**GOAL OF THE EXERCISE:** Look through the records that follow. Copy every line containing the word "sind".

=-=-=-=-=

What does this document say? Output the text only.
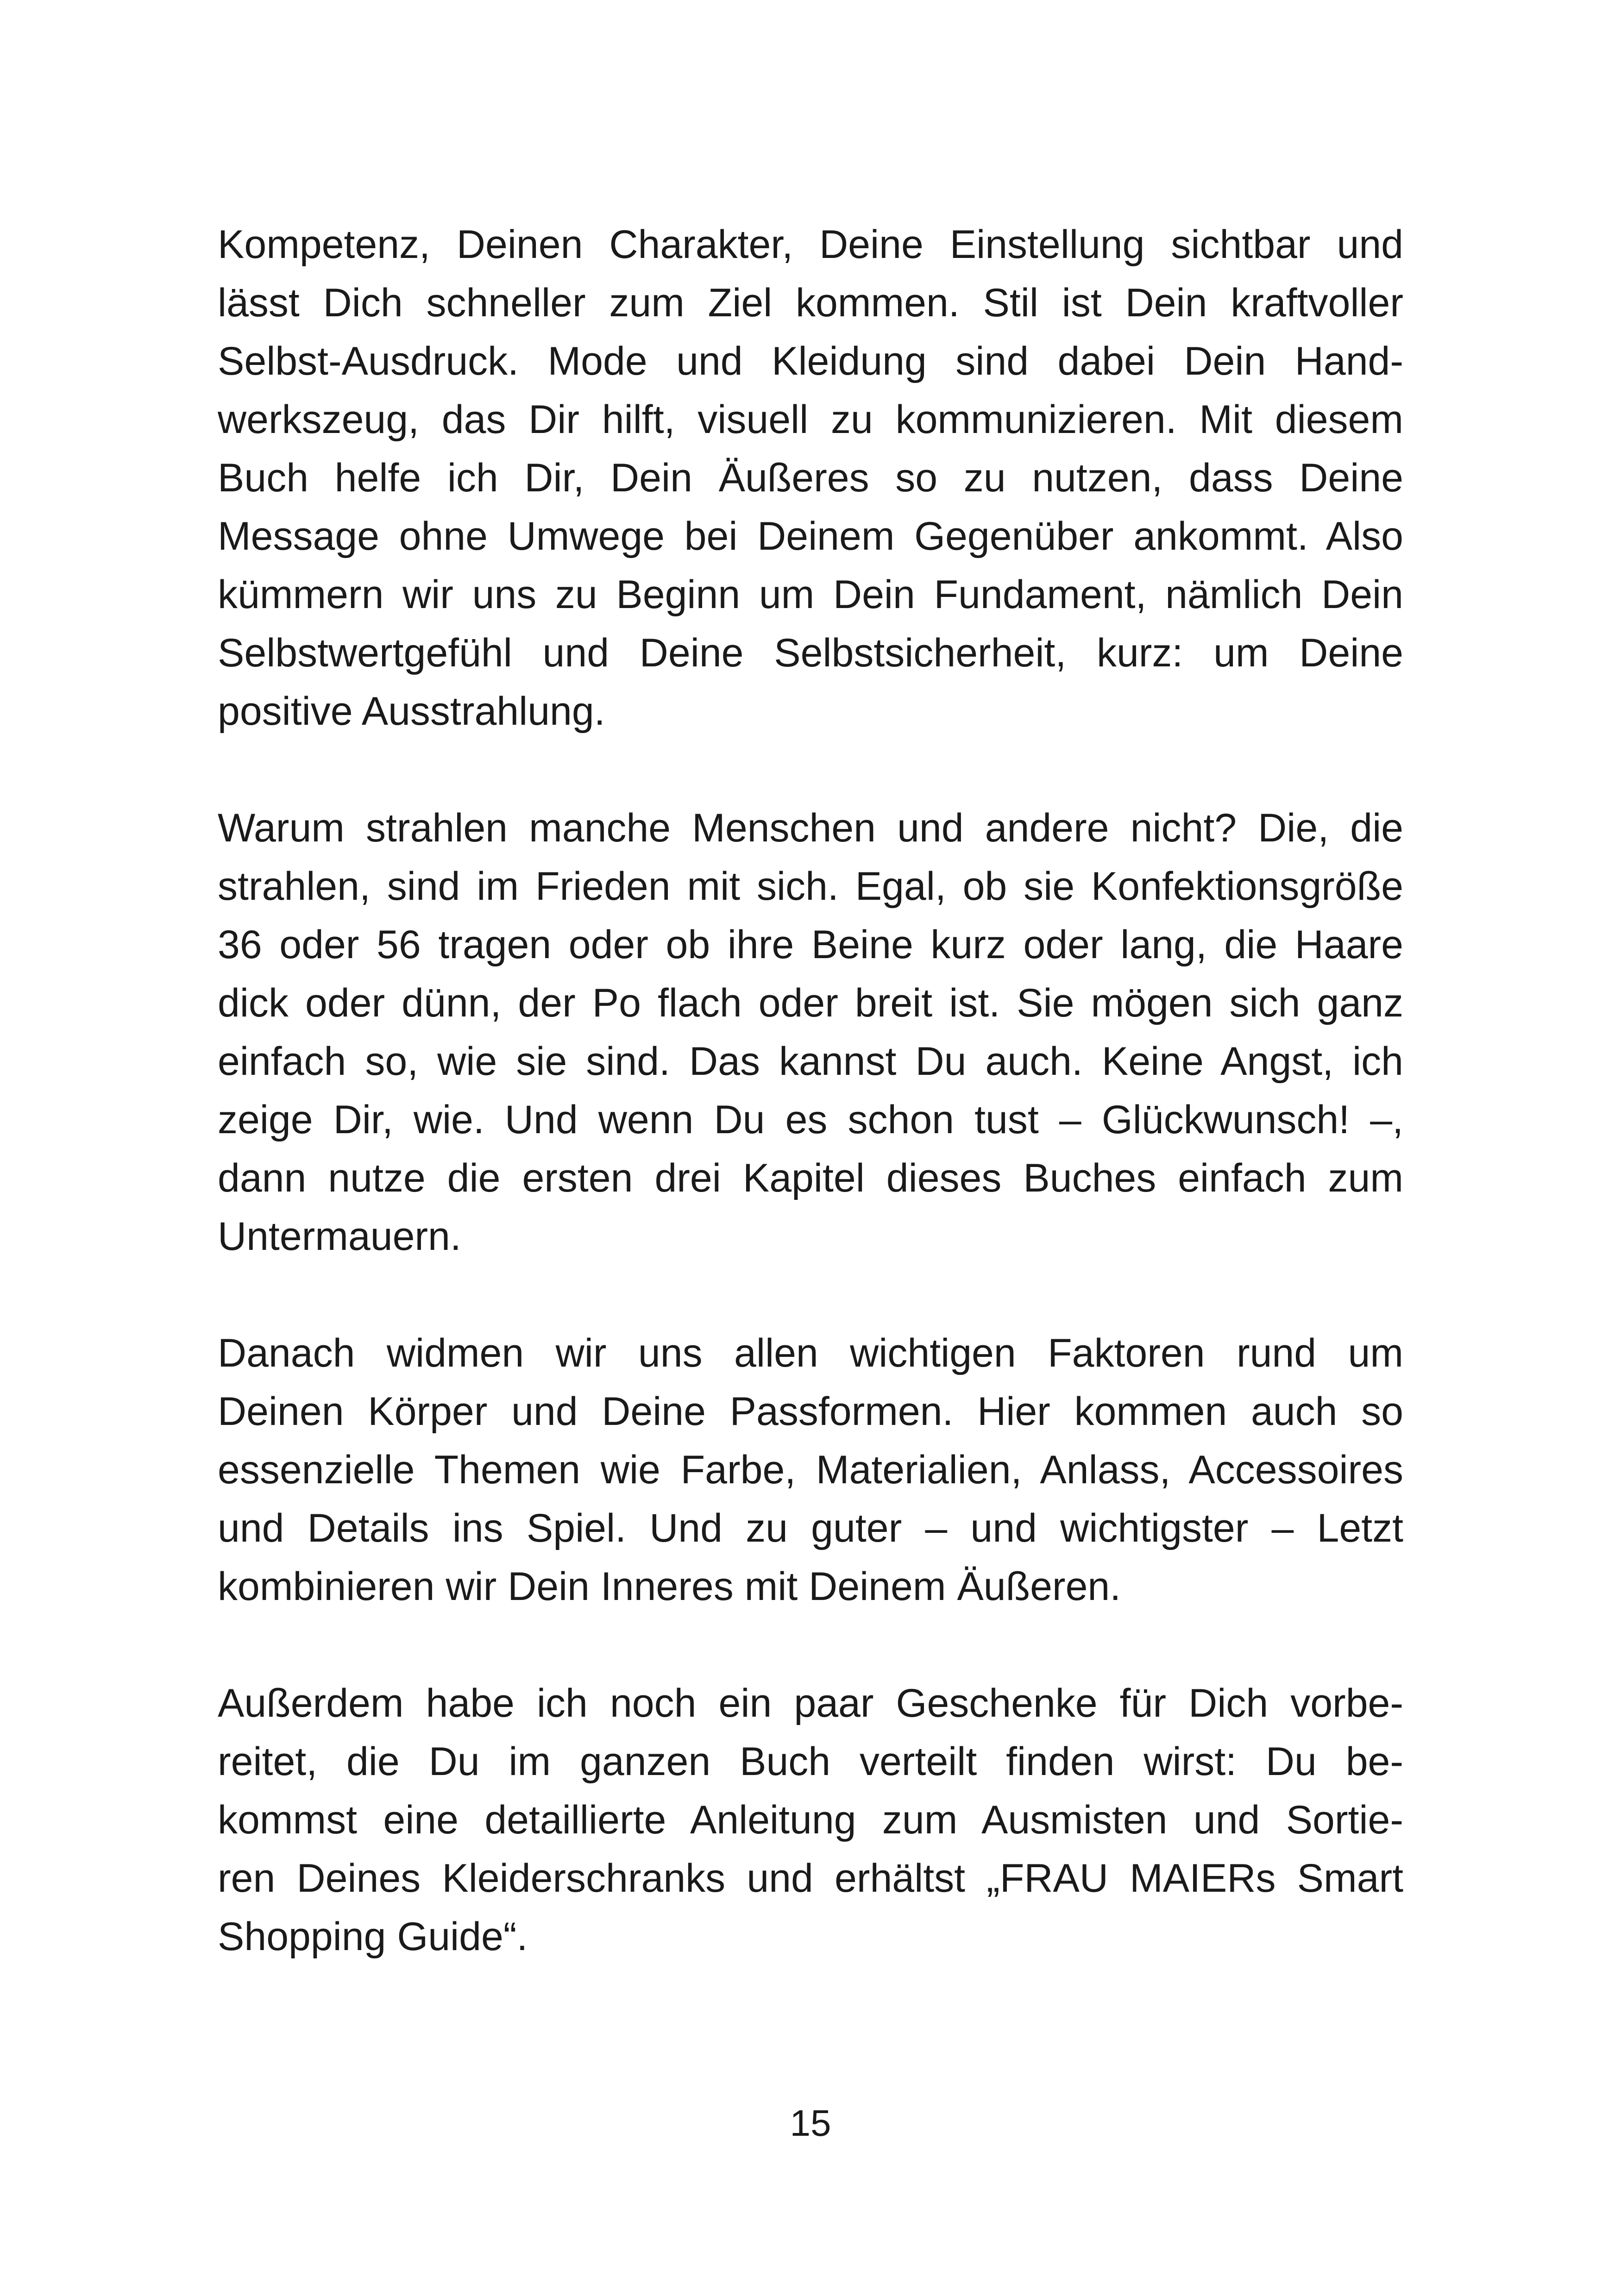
Kompetenz, Deinen Charakter, Deine Einstellung sichtbar und
lässt Dich schneller zum Ziel kommen. Stil ist Dein kraftvoller
Selbst-Ausdruck. Mode und Kleidung sind dabei Dein Hand-
werkszeug, das Dir hilft, visuell zu kommunizieren. Mit diesem
Buch helfe ich Dir, Dein Äußeres so zu nutzen, dass Deine
Message ohne Umwege bei Deinem Gegenüber ankommt. Also
kümmern wir uns zu Beginn um Dein Fundament, nämlich Dein
Selbstwertgefühl und Deine Selbstsicherheit, kurz: um Deine
positive Ausstrahlung.

Warum strahlen manche Menschen und andere nicht? Die, die
strahlen, sind im Frieden mit sich. Egal, ob sie Konfektionsgröße
36 oder 56 tragen oder ob ihre Beine kurz oder lang, die Haare
dick oder dünn, der Po flach oder breit ist. Sie mögen sich ganz
einfach so, wie sie sind. Das kannst Du auch. Keine Angst, ich
zeige Dir, wie. Und wenn Du es schon tust – Glückwunsch! –,
dann nutze die ersten drei Kapitel dieses Buches einfach zum
Untermauern.

Danach widmen wir uns allen wichtigen Faktoren rund um
Deinen Körper und Deine Passformen. Hier kommen auch so
essenzielle Themen wie Farbe, Materialien, Anlass, Accessoires
und Details ins Spiel. Und zu guter – und wichtigster – Letzt
kombinieren wir Dein Inneres mit Deinem Äußeren.

Außerdem habe ich noch ein paar Geschenke für Dich vorbe-
reitet, die Du im ganzen Buch verteilt finden wirst: Du be-
kommst eine detaillierte Anleitung zum Ausmisten und Sortie-
ren Deines Kleiderschranks und erhältst „FRAU MAIERs Smart
Shopping Guide“.

15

=-=-=-=-=

**WORKED SOLUTION:**
Selbst-Ausdruck. Mode und Kleidung sind dabei Dein Hand-
strahlen, sind im Frieden mit sich. Egal, ob sie Konfektionsgröße
einfach so, wie sie sind. Das kannst Du auch. Keine Angst, ich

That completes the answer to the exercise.